Le 1er Mai 1971 à Washington, des dizaines de milliers de personnes se rassemblent vers la Maison Blanche sous le slogan « S’ils n’arrêtent pas la guerre, nous stopperons le gouvernement » (il s’agit de la guerre du Vietnam). Le lendemain, 2 mai, plus de 17.000 personnes campent encore pour protester contre la guerre au West Potomac Park. Plus de 10.000 soldats fédéraux sont mobilisés pour déloger les manifestants et on comptera plus de 12.000 arrestations les 3 et 4 mai.

1er mai 1971 : Manifestation à Washington contre la guerre du Vietnam

Manifestation du 1 mai 1973 à Santiago (Chili). Unis mais sans armes, les travailleurs chiliens subirons la violence de la dictature de Pinochet

1 mai 1974 à Lisbonne après la chute de la dictature

Si, au cours des années 1970, l’Espagne, le Portugal et la Grèce se libèrent des dictatures militaires, en Turquie, après une interdiction des manifestations du 1er Mai de 1928 à 1975, une manifestation de masse est organisée le 1er mai 1976 par le DISK à Istanbul. Le 1er Mai 1977, 500.000 travailleuses et travailleurs participent à la manifestation. Des groupes paramilitaires ouvrent le feu au niveau de la Place Taksim sur les manifestants. On compte entre 34 et 42 tués et entre 126 et 220 blessés. La police intervient… pour réprimer la manifestation et arrête plus de 500 manifestants dont 98 sont inculpés.

Manifestation du 1 mai 1977 à Istanbul

1 mai 1977 : Massacre de la Place Taksim à Istanbul

1 mai 1977 : Massacre de la Place Taksim

En 1979, après la victoire de la révolution contre le Shah, ce sont 1,5 millions de travailleuses et de travailleurs qui manifestent à Téhéran avec des slogans comme « Vivent les véritables syndicats et les Shorras », « A bas le vieux code du travail », « Du travail pour les chômeurs », etc. A plusieurs reprises des groupes de partisans de Khomeini harcèlent les manifestants et lancent des slogans islamistes et anti-communistes. Les ouvriers répondent en scandant « Les ouvriers seront victorieux, les réactionnaires seront défaits ».

Consigne A:
Répondez à ces questions sur l'extrait consacré au 1er Mai :
(i) Combien de soldats fédéraux sont mobilisés à Washington pour déloger les manifestants ?
(ii) Pendant quelles années les manifestations du 1er Mai sont-elles interdites en Turquie ?
(iii) Combien de travailleuses et de travailleurs manifestent à Téhéran en 1979 ?

Données de l'exercice:
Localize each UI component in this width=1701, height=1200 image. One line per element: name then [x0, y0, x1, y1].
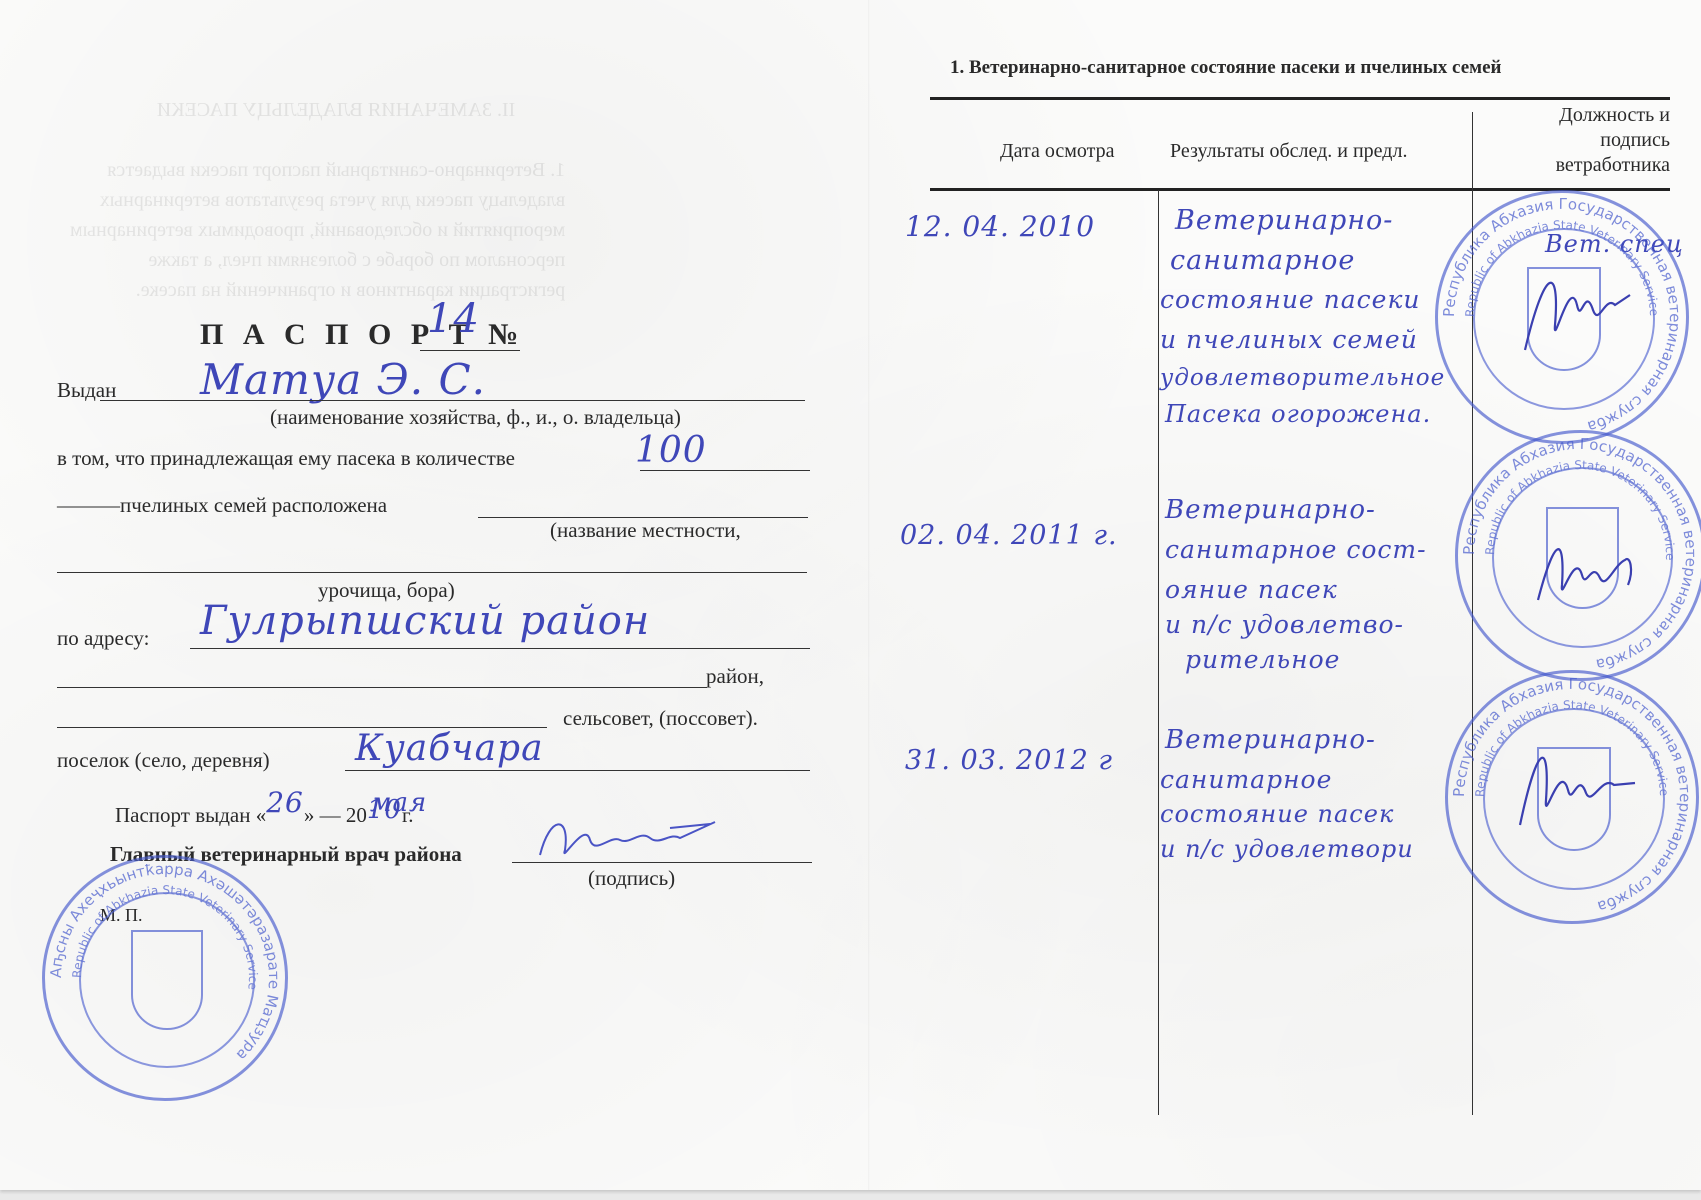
address-underline [190, 648, 810, 649]
settlement-label: поселок (село, деревня) [57, 748, 270, 773]
column-header-position: Должность и подпись ветработника [1530, 103, 1670, 178]
official-stamp-left: Аҧсны Ахеҷхьынтҟарра Ахәшәтәразарате Маҵ… [42, 855, 288, 1101]
result-line: Ветеринарно- [1175, 205, 1393, 236]
table-top-border [930, 97, 1670, 100]
passport-document: II. ЗАМЕЧАНИЯ ВЛАДЕЛЬЦУ ПАСЕКИ 1. Ветери… [0, 0, 1701, 1190]
column-divider-1 [1158, 190, 1159, 1115]
result-line: удовлетворительное [1160, 365, 1445, 391]
district-underline [57, 687, 707, 688]
passport-number-underline [420, 350, 520, 351]
result-line: Ветеринарно- [1165, 725, 1376, 755]
families-label-text: пчелиных семей расположена [120, 493, 387, 517]
result-line: и пчелиных семей [1160, 325, 1418, 354]
address-value: Гулрыпшский район [200, 598, 650, 644]
families-dash: ——— [57, 493, 120, 517]
signature-caption: (подпись) [588, 866, 675, 891]
issued-month: мая [370, 788, 427, 818]
location-caption: (название местности, [550, 518, 741, 543]
issued-date-label: Паспорт выдан « [115, 803, 266, 827]
owner-name-underline [100, 400, 805, 401]
section-title: 1. Ветеринарно-санитарное состояние пасе… [950, 57, 1501, 79]
inspection-date: 31. 03. 2012 г [905, 745, 1113, 776]
vet-signature-row-3 [1510, 735, 1640, 835]
result-line: и п/с удовлетво- [1165, 610, 1404, 639]
result-line: санитарное [1170, 245, 1355, 276]
village-council-label: сельсовет, (поссовет). [563, 706, 758, 731]
settlement-underline [345, 770, 810, 771]
owner-name: Матуа Э. С. [200, 355, 486, 404]
apiary-count-underline [640, 470, 810, 471]
issued-day: 26 [266, 786, 304, 819]
owner-caption: (наименование хозяйства, ф., и., о. влад… [270, 405, 681, 430]
inspection-date: 12. 04. 2010 [905, 210, 1095, 243]
district-label: район, [706, 664, 764, 689]
apiary-count-label: в том, что принадлежащая ему пасека в ко… [57, 446, 515, 471]
address-label: по адресу: [57, 626, 149, 651]
result-line: ояние пасек [1165, 575, 1338, 604]
result-line: состояние пасеки [1160, 285, 1421, 314]
stamp-text-ring: Аҧсны Ахеҷхьынтҟарра Ахәшәтәразарате Маҵ… [45, 858, 285, 1098]
page-fold [868, 0, 870, 1190]
column-header-results: Результаты обслед. и предл. [1170, 140, 1407, 163]
result-line: санитарное сост- [1165, 535, 1427, 564]
result-line: и п/с удовлетвори [1160, 835, 1414, 863]
settlement-value: Куабчара [355, 728, 544, 769]
passport-number: 14 [427, 296, 480, 342]
issued-year-prefix: » — 20 [304, 803, 367, 827]
result-line: рительное [1185, 645, 1340, 674]
column-header-date: Дата осмотра [1000, 140, 1115, 163]
bleed-through-text: II. ЗАМЕЧАНИЯ ВЛАДЕЛЬЦУ ПАСЕКИ 1. Ветери… [70, 95, 565, 305]
result-line: Ветеринарно- [1165, 495, 1376, 525]
inspection-date: 02. 04. 2011 г. [900, 520, 1118, 551]
location-underline-2 [57, 572, 807, 573]
families-label: ———пчелиных семей расположена [57, 493, 387, 518]
result-line: состояние пасек [1160, 800, 1394, 828]
result-line: Пасека огорожена. [1165, 400, 1431, 428]
apiary-count: 100 [635, 430, 707, 471]
vet-signature-row-2 [1530, 530, 1640, 610]
vet-signature-row-1 [1515, 255, 1635, 365]
result-line: санитарное [1160, 765, 1332, 794]
issued-date: Паспорт выдан «26» — 2010г. [115, 796, 413, 829]
chief-vet-signature [530, 810, 730, 870]
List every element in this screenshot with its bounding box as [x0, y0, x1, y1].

Consigne B:
Transformez en liste JSON de chaînes les lignes des entrées, une chaîne par ligne et sans les lignes vides, de la ligne qui contient « address-underline [190, 648, 810, 649] » jusqu'à celle qui contient « official-stamp-left: Аҧсны Ахеҷхьынтҟарра », toutes deux comprises.

Réponse complète A:
(i) Plus de 10.000 soldats fédéraux.
(ii) De 1928 à 1975.
(iii) 1,5 millions.

Réponse complète B:
[
  "address-underline [190, 648, 810, 649]",
  "settlement-label: поселок (село, деревня) [57, 748, 270, 773]",
  "column-header-position: Должность и подпись ветработника [1530, 103, 1670, 178]",
  "official-stamp-left: Аҧсны Ахеҷхьынтҟарра Ахәшәтәразарате Маҵ… [42, 855, 288, 1101]"
]